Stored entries

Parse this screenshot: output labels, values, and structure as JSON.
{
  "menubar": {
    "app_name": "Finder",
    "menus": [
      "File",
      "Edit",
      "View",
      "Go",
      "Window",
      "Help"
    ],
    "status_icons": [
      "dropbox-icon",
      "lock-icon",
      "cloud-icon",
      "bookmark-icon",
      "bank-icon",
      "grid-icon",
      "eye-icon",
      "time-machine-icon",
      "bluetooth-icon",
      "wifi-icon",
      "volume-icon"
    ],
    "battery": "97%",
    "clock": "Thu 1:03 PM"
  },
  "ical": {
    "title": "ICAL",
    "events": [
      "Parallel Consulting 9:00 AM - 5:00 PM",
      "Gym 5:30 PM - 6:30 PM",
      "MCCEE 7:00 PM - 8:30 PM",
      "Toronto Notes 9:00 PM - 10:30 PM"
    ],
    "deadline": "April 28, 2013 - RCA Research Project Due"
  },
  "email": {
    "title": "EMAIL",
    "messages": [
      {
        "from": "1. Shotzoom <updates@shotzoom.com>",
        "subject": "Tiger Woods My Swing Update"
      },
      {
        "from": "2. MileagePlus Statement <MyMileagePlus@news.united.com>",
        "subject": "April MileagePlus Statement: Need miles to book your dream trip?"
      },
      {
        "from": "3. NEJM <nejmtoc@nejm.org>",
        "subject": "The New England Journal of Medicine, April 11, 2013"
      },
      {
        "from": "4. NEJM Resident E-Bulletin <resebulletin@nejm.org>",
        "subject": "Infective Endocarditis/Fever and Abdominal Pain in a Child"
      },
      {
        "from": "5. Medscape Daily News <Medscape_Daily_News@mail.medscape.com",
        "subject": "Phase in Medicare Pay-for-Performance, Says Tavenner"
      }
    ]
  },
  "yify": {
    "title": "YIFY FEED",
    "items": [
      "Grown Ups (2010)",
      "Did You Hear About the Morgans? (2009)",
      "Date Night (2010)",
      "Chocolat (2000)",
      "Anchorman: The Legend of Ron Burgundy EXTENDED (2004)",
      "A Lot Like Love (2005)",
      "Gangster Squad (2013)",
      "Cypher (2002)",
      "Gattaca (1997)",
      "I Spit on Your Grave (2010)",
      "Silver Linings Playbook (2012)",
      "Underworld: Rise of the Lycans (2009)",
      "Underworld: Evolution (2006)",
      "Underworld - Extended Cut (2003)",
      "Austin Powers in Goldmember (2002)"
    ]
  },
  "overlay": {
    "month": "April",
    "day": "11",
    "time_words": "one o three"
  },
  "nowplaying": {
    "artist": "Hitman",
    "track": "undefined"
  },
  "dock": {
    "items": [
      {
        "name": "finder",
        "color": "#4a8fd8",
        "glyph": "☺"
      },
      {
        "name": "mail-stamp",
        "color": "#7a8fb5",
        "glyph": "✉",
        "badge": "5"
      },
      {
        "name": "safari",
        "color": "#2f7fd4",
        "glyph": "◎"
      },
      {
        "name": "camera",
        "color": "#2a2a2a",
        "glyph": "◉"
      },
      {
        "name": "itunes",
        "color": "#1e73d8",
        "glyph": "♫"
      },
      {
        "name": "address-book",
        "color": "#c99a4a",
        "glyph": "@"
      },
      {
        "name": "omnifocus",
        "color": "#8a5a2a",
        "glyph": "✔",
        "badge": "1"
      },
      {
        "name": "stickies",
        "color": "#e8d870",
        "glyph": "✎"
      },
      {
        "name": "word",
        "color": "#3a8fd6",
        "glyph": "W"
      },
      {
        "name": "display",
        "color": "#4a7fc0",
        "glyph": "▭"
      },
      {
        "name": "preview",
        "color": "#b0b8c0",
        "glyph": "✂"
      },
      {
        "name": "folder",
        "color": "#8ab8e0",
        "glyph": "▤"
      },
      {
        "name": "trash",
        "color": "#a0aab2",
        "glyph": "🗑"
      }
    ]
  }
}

Work instructions:
In the entries above, identify every line with the string "subject".

Written reply:
        "subject": "Tiger Woods My Swing Update"
        "subject": "April MileagePlus Statement: Need miles to book your dream trip?"
        "subject": "The New England Journal of Medicine, April 11, 2013"
        "subject": "Infective Endocarditis/Fever and Abdominal Pain in a Child"
        "subject": "Phase in Medicare Pay-for-Performance, Says Tavenner"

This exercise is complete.